start ITEMS

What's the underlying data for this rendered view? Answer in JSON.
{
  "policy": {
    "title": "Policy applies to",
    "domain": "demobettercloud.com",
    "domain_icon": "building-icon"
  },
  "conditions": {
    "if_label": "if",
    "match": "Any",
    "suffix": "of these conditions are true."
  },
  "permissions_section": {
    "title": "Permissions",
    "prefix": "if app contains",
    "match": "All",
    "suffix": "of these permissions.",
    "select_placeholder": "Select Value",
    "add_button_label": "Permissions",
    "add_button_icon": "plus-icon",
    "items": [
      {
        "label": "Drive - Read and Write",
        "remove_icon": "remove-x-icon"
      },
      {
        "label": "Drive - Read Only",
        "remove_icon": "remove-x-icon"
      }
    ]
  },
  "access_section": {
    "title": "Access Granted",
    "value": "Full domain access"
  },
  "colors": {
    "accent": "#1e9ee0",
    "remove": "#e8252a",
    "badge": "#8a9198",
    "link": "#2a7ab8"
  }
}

end ITEMS

▸ **BRIEF**:
Filter the listing for the word "icon" and copy every line that holds it.

▸ **THE ANSWER**:
    "domain_icon": "building-icon"
    "add_button_icon": "plus-icon",
        "remove_icon": "remove-x-icon"
        "remove_icon": "remove-x-icon"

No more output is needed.